══ INPUT FOR THIS TASK ══

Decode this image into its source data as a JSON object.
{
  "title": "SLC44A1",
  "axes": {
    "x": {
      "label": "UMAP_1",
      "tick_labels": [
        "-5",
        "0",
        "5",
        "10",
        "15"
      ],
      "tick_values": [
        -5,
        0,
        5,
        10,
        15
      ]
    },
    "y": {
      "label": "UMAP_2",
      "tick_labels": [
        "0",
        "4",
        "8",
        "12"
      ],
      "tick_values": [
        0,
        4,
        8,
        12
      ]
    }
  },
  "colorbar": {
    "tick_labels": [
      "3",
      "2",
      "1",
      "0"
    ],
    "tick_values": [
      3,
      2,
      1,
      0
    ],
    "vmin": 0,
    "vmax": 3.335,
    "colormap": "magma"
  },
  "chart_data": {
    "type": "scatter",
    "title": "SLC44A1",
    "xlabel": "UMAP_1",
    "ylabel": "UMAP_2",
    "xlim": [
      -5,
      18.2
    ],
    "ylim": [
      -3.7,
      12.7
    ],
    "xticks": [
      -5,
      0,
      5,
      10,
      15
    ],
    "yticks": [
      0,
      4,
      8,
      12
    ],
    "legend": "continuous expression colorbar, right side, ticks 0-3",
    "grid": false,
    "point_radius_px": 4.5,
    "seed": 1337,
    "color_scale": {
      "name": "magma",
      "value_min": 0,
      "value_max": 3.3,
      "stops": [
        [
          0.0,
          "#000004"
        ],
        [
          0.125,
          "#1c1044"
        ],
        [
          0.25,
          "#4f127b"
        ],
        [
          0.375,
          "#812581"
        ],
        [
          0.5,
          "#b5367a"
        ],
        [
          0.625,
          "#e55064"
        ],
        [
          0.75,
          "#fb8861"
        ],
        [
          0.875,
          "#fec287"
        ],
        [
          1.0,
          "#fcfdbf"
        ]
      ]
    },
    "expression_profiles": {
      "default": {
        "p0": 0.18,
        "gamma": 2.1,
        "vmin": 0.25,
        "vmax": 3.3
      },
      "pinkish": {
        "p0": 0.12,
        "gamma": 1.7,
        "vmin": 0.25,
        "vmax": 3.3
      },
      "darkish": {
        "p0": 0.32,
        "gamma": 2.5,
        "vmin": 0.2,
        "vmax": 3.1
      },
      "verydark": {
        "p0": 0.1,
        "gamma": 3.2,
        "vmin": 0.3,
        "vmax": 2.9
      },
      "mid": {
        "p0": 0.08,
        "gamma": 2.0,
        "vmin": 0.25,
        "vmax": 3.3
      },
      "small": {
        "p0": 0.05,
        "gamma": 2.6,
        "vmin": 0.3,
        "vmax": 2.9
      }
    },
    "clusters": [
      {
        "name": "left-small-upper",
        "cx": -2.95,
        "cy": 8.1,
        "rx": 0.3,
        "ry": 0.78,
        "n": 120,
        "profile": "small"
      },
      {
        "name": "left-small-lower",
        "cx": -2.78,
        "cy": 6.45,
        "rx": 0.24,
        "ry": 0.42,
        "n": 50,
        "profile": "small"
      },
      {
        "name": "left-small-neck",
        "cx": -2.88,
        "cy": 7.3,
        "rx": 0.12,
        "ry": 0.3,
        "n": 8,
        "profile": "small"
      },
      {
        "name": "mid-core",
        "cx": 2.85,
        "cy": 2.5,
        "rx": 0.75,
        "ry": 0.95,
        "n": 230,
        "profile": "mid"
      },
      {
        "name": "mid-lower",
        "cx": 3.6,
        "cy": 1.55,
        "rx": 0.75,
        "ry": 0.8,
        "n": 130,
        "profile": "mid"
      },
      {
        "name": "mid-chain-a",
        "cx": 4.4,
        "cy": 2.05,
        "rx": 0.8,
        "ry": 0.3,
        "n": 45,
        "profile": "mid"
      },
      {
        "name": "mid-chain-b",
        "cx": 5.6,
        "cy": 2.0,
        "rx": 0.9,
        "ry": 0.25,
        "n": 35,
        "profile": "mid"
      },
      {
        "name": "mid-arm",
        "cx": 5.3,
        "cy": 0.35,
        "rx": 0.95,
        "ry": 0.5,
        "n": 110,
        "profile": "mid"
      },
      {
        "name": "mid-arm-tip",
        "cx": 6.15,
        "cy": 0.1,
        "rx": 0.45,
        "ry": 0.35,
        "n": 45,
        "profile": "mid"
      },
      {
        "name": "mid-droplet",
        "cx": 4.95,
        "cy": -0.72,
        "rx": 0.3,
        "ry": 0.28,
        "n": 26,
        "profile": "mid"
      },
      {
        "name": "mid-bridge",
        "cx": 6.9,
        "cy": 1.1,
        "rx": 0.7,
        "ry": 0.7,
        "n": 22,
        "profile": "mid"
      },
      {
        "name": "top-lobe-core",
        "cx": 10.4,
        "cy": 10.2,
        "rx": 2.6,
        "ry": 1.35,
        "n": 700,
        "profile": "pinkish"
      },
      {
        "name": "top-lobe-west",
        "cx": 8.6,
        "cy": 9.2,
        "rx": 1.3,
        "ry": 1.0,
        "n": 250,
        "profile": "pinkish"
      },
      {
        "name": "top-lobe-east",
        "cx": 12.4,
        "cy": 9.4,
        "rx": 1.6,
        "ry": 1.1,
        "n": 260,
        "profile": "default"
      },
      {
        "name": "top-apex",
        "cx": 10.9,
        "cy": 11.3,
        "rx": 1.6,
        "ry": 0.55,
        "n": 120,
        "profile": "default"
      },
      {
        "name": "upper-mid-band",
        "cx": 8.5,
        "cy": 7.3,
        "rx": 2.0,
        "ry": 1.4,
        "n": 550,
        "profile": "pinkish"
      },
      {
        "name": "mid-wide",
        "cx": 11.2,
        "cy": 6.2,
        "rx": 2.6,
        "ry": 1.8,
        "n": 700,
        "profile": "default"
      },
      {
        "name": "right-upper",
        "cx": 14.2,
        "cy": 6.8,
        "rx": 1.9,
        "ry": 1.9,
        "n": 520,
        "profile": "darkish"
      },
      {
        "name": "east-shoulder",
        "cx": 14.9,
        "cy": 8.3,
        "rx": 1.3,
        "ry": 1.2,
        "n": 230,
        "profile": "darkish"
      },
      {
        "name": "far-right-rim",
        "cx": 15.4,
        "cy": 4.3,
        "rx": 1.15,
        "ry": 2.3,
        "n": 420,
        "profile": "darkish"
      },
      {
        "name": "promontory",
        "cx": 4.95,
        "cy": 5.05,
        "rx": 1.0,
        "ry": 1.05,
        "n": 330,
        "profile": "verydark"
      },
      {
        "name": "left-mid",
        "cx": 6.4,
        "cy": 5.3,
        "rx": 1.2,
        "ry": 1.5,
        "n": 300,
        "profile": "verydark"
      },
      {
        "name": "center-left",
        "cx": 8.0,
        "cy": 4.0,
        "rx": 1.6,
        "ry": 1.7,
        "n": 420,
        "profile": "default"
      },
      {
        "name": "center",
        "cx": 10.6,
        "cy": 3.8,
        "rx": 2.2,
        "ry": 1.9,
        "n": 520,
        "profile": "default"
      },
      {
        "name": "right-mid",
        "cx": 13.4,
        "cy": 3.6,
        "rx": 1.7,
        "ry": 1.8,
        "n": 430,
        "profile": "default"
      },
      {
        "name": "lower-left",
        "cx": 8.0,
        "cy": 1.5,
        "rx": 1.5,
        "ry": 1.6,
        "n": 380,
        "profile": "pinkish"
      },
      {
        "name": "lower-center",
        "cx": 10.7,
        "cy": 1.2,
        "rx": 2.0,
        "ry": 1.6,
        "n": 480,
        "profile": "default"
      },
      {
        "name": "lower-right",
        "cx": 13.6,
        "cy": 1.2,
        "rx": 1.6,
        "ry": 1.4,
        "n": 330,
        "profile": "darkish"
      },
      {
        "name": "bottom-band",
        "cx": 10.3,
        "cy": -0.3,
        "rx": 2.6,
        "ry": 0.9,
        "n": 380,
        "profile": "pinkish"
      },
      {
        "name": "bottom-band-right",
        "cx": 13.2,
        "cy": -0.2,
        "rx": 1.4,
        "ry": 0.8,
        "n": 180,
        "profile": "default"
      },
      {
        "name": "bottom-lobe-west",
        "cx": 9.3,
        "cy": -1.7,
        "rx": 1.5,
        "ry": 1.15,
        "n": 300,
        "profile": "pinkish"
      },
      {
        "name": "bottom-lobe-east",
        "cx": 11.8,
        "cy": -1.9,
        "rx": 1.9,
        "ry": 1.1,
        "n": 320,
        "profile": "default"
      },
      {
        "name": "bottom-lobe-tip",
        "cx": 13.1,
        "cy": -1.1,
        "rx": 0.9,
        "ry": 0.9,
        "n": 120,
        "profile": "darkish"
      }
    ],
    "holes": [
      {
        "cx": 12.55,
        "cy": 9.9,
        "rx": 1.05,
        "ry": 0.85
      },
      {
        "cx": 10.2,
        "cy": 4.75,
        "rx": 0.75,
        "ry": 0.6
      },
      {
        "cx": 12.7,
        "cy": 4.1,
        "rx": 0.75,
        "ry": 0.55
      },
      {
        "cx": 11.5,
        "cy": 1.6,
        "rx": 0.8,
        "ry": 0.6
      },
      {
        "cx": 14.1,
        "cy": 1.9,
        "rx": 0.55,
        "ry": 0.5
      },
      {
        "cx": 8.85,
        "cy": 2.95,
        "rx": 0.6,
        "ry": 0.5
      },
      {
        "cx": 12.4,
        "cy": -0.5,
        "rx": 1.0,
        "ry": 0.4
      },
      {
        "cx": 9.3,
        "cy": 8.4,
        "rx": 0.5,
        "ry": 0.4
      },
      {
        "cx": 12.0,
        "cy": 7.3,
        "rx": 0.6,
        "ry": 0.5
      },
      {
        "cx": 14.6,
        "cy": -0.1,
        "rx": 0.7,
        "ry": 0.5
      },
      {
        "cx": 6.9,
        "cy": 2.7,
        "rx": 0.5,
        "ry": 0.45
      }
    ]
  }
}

═══

- _EXERCISE_
From the listing, tally every line with the word "left" in it and give only the tally.

- _EXPECTED OUTPUT_
6